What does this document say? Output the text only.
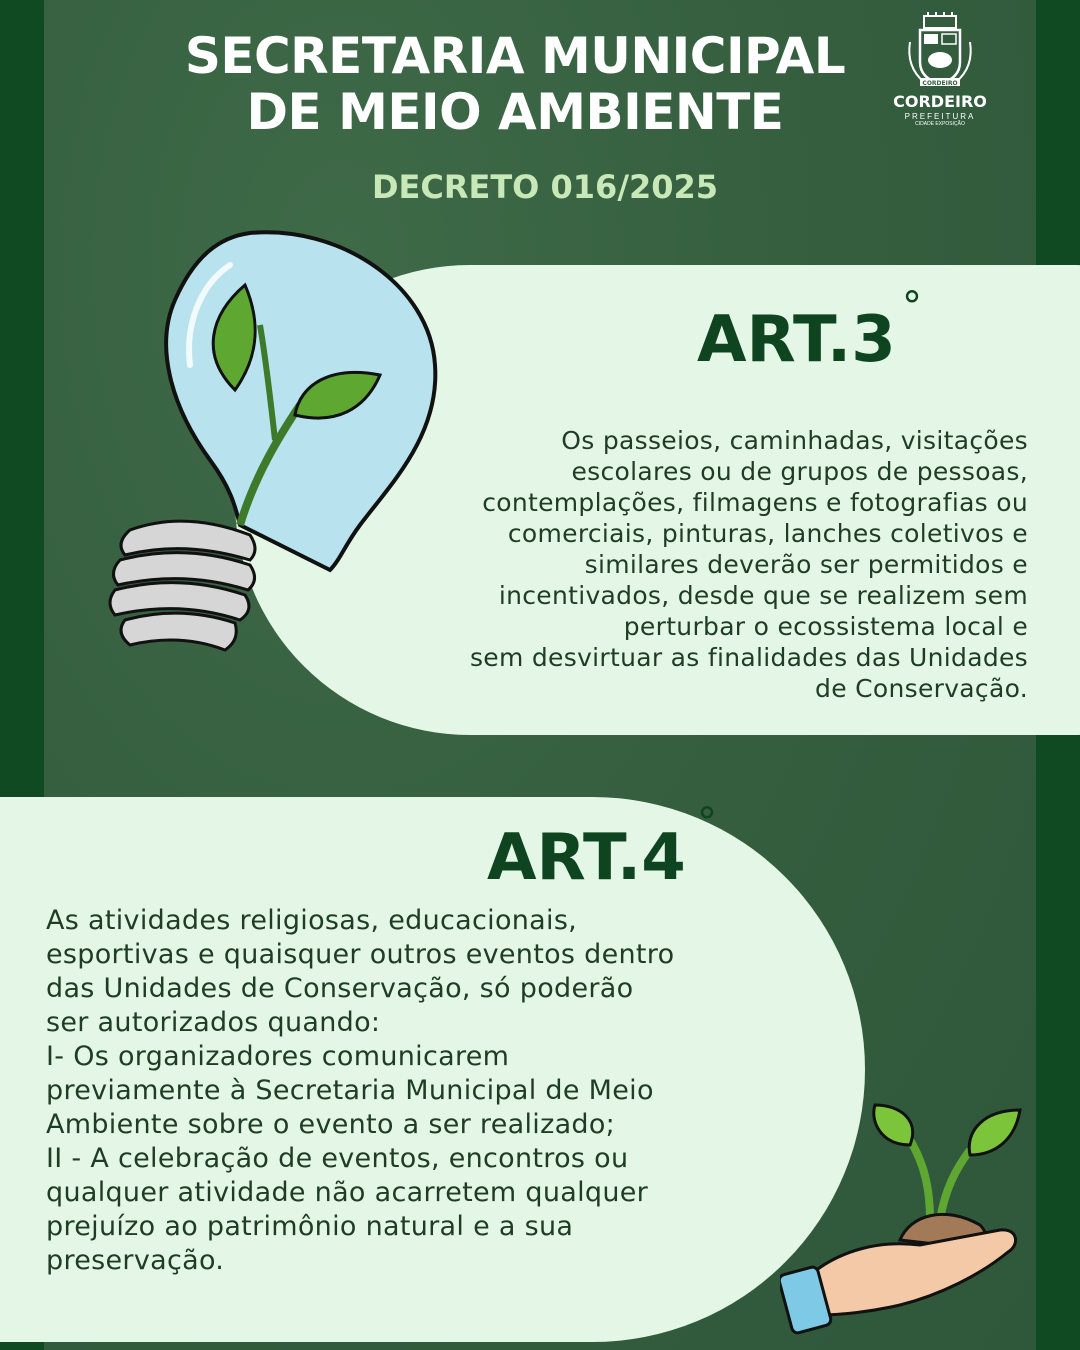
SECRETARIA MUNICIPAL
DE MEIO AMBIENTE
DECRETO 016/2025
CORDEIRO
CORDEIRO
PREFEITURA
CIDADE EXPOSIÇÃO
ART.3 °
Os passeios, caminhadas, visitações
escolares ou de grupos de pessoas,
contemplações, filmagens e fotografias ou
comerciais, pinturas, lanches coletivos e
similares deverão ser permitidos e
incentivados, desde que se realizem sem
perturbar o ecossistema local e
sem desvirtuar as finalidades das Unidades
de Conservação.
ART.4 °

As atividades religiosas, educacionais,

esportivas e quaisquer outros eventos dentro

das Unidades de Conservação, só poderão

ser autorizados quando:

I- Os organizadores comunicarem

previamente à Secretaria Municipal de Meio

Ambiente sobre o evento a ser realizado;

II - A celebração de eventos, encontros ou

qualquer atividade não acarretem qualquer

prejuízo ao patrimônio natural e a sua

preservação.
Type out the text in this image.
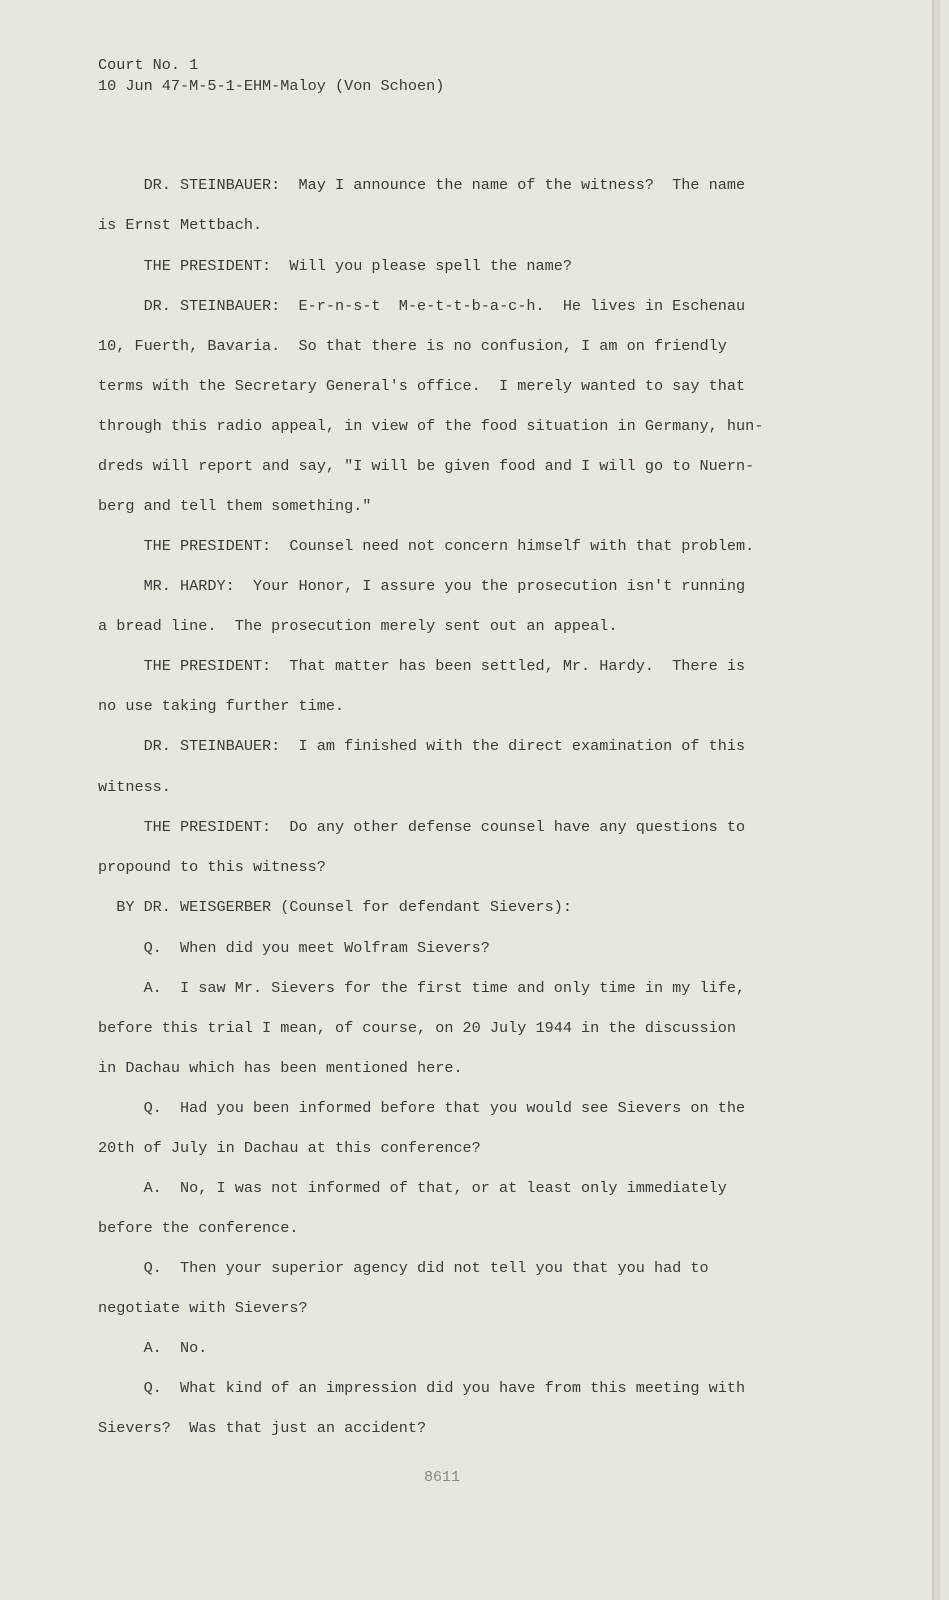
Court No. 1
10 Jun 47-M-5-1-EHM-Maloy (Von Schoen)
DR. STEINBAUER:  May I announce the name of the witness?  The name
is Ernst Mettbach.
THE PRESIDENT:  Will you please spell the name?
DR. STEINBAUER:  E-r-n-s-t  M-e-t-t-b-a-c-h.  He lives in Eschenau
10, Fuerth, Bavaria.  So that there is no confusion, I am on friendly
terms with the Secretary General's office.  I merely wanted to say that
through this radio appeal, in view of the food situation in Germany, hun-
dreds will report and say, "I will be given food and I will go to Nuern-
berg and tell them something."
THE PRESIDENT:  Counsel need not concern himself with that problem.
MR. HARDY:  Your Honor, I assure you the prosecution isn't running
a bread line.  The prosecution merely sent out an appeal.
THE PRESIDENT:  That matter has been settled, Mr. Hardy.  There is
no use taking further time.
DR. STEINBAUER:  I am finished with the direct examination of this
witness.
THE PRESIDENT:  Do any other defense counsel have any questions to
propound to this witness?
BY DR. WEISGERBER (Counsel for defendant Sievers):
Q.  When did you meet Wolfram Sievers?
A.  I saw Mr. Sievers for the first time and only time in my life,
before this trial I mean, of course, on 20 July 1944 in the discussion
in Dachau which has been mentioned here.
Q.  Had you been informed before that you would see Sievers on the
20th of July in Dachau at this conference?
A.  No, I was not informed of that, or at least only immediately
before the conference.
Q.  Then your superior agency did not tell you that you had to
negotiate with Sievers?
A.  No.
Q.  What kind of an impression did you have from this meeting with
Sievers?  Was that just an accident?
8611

▶ **WHAT THE TASK REQUIRES**: From the listing above, return each line with the word "July".

▶ **EXPECTED ANSWER**:
before this trial I mean, of course, on 20 July 1944 in the discussion
20th of July in Dachau at this conference?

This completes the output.